Source data:
---

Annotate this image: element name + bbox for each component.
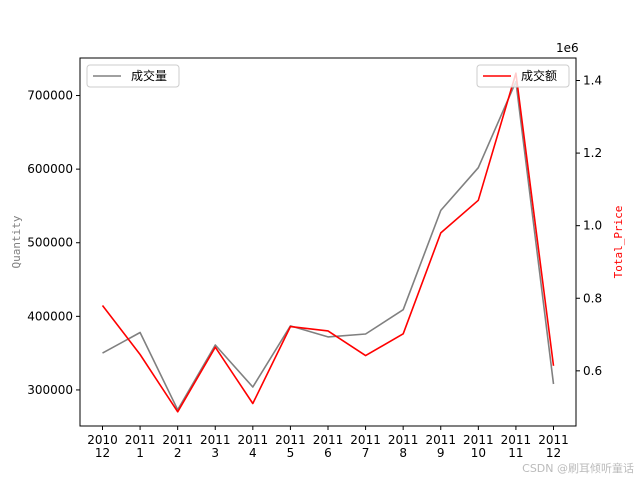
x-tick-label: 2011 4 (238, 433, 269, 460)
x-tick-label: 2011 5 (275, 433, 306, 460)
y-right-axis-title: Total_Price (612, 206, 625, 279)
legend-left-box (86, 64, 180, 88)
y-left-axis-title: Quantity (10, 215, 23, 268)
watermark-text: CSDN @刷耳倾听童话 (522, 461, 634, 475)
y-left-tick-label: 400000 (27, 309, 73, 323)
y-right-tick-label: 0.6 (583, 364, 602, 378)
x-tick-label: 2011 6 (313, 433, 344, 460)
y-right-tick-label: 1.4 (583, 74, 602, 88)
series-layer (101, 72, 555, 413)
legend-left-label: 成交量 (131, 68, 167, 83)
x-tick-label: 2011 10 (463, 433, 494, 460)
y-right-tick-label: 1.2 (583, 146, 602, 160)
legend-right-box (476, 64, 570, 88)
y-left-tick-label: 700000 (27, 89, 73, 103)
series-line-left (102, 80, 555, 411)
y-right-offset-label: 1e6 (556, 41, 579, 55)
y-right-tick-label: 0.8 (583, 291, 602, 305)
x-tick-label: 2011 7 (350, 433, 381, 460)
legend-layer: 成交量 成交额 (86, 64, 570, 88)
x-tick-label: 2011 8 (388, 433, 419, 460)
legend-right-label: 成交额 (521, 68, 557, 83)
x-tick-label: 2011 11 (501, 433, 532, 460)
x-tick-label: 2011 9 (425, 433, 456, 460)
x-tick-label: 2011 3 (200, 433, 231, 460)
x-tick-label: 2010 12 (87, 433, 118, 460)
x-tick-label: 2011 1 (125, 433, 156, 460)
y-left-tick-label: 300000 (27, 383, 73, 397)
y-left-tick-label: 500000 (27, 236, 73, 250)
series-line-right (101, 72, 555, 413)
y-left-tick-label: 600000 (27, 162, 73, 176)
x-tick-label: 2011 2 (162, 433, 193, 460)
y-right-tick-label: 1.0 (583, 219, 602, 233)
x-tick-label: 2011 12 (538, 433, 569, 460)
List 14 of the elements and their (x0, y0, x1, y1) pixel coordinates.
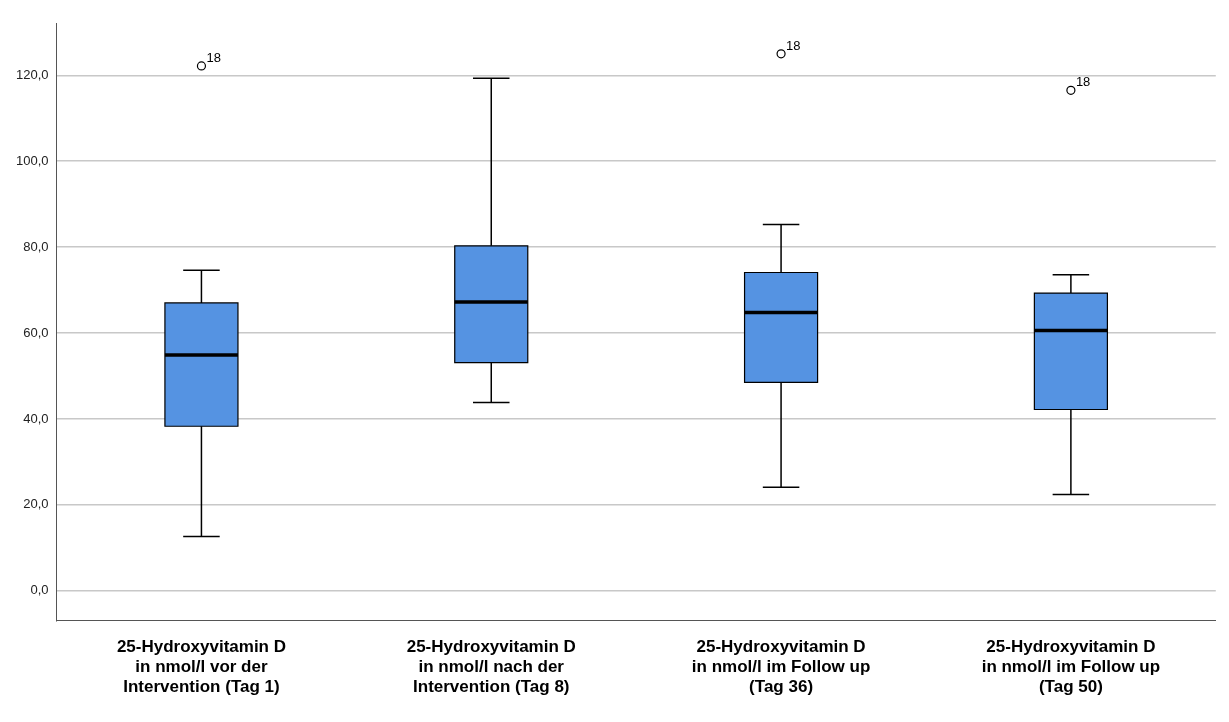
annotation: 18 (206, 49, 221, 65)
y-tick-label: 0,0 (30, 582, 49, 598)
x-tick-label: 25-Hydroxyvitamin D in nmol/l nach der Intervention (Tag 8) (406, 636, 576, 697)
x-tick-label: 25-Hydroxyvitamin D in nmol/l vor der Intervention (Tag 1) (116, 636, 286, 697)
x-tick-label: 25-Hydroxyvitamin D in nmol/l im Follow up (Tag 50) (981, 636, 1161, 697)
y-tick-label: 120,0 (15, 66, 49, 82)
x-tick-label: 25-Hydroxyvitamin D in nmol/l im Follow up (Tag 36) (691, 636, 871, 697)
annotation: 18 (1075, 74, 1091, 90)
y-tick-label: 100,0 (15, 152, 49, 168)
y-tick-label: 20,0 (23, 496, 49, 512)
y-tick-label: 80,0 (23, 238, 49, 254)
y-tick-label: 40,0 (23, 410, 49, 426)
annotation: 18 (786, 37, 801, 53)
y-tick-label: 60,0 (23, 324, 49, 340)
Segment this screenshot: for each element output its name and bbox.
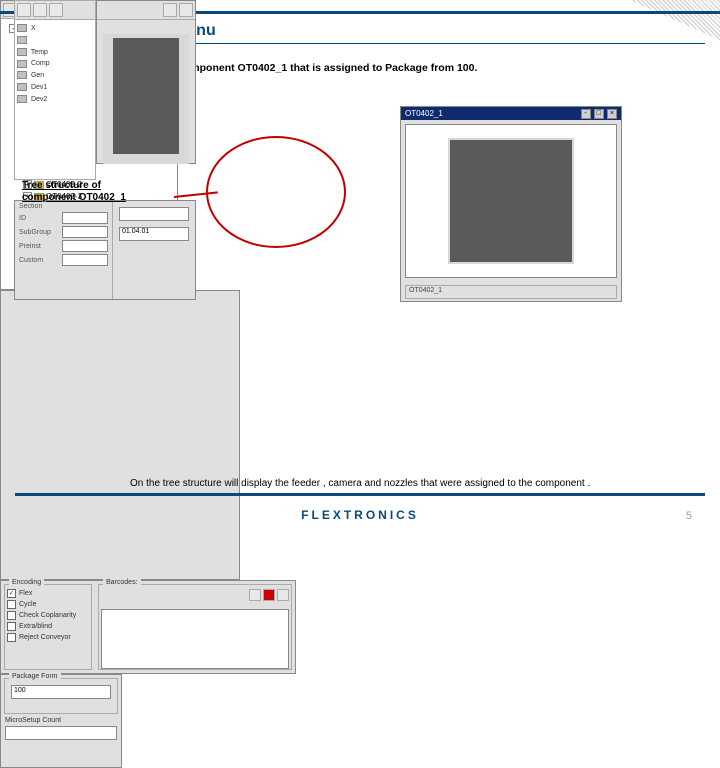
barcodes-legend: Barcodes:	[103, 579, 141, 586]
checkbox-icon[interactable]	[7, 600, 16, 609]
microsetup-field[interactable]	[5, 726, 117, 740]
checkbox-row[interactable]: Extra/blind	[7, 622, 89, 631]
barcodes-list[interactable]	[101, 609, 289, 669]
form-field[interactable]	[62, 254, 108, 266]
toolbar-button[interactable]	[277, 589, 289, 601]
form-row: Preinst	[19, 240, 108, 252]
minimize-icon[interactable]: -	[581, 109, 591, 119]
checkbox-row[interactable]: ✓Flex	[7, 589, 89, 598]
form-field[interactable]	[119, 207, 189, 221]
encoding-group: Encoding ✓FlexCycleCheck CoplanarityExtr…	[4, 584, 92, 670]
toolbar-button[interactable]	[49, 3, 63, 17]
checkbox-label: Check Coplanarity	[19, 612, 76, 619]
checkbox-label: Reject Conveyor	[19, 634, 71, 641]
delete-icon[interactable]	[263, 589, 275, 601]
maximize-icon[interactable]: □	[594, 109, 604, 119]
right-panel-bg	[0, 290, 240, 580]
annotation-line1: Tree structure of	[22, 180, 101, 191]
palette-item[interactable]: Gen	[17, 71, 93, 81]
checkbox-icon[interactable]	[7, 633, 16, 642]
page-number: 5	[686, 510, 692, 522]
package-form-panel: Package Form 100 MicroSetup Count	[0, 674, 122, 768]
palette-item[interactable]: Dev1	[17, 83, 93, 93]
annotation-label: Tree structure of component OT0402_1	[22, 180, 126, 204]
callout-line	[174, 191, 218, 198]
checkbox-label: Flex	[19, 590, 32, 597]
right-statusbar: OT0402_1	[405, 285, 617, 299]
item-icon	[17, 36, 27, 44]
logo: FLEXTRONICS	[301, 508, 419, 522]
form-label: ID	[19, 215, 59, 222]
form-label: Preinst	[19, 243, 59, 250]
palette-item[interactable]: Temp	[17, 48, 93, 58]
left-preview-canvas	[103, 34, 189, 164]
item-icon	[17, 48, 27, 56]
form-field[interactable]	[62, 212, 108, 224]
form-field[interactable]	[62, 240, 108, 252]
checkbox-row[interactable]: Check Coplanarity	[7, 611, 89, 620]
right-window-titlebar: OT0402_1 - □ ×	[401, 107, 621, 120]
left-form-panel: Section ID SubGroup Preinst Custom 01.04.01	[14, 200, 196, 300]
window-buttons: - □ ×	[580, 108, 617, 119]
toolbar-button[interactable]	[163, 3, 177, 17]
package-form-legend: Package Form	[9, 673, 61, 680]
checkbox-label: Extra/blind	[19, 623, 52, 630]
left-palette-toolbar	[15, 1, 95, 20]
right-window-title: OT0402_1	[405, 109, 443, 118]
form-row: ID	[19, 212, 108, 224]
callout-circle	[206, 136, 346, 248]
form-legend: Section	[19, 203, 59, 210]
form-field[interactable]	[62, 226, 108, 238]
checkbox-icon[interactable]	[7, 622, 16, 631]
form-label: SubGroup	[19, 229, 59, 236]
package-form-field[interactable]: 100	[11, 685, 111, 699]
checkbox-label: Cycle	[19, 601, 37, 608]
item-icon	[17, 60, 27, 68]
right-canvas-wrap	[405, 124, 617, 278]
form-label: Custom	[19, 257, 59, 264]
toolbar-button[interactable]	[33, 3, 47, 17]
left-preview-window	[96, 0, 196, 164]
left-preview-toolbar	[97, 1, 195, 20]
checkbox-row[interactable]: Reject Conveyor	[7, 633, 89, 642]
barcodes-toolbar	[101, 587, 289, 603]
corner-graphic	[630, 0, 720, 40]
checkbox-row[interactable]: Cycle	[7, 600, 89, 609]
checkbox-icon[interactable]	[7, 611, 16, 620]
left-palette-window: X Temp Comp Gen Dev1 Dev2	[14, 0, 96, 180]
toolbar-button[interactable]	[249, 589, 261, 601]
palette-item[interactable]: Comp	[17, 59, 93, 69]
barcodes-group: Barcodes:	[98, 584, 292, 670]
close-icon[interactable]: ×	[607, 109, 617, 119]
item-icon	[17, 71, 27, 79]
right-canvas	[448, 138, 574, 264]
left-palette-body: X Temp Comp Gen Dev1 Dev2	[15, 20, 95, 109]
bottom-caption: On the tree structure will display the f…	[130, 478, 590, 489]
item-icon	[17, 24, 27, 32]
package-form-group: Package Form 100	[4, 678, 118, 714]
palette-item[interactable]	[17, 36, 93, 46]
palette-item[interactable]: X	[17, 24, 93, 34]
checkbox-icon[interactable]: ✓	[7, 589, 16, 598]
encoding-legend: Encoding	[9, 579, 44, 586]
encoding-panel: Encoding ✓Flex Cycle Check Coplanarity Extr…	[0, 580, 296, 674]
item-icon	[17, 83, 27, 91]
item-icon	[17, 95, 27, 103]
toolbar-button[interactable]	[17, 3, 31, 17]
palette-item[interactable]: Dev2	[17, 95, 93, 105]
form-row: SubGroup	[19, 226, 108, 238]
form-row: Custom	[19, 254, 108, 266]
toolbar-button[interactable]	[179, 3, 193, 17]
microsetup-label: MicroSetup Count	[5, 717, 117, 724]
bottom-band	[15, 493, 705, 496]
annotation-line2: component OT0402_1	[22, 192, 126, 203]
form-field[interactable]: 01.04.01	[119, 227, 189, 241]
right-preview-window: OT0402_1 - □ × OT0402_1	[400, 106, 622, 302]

---

> **Problem**
Rewrite the items from the line with "annotation: 18 (206, 49, 221, 65)" to the line with "x-tick-label: 25-Hydroxyvitamin D in nmol/l vor", changing "Intervention" to "Behandlung" and leaving everything else the same.

> **Result of the task**
annotation: 18 (206, 49, 221, 65)
y-tick-label: 0,0 (30, 582, 49, 598)
x-tick-label: 25-Hydroxyvitamin D in nmol/l nach der Behandlung (Tag 8) (406, 636, 576, 697)
x-tick-label: 25-Hydroxyvitamin D in nmol/l vor der Behandlung (Tag 1) (116, 636, 286, 697)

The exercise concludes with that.